▸ Input rows:
####

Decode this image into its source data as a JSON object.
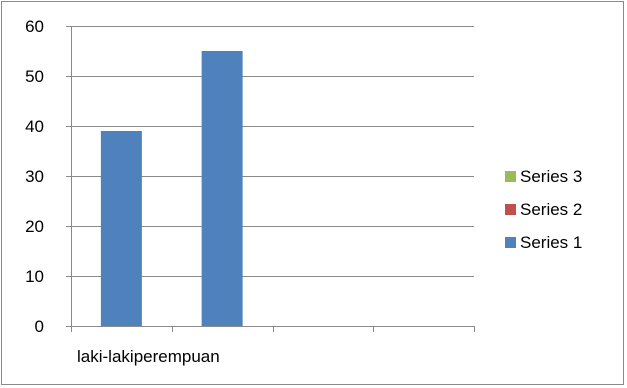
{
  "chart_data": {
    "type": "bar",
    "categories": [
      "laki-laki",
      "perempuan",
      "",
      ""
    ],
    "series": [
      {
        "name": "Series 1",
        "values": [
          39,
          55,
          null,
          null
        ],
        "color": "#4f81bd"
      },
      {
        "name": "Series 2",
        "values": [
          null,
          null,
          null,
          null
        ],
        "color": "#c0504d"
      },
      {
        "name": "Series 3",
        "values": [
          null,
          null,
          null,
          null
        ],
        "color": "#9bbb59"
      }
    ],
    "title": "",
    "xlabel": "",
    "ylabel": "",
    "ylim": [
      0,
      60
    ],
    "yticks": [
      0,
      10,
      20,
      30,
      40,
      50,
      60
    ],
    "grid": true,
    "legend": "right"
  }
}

####

▸ Objective:
Set down the complete material exactly, but do not include the images.

▸ Result below:
Decode this image into its source data as a JSON object.
{
  "chart_data": {
    "type": "bar",
    "categories": [
      "laki-laki",
      "perempuan",
      "",
      ""
    ],
    "series": [
      {
        "name": "Series 1",
        "values": [
          39,
          55,
          null,
          null
        ],
        "color": "#4f81bd"
      },
      {
        "name": "Series 2",
        "values": [
          null,
          null,
          null,
          null
        ],
        "color": "#c0504d"
      },
      {
        "name": "Series 3",
        "values": [
          null,
          null,
          null,
          null
        ],
        "color": "#9bbb59"
      }
    ],
    "title": "",
    "xlabel": "",
    "ylabel": "",
    "ylim": [
      0,
      60
    ],
    "yticks": [
      0,
      10,
      20,
      30,
      40,
      50,
      60
    ],
    "grid": true,
    "legend": "right"
  }
}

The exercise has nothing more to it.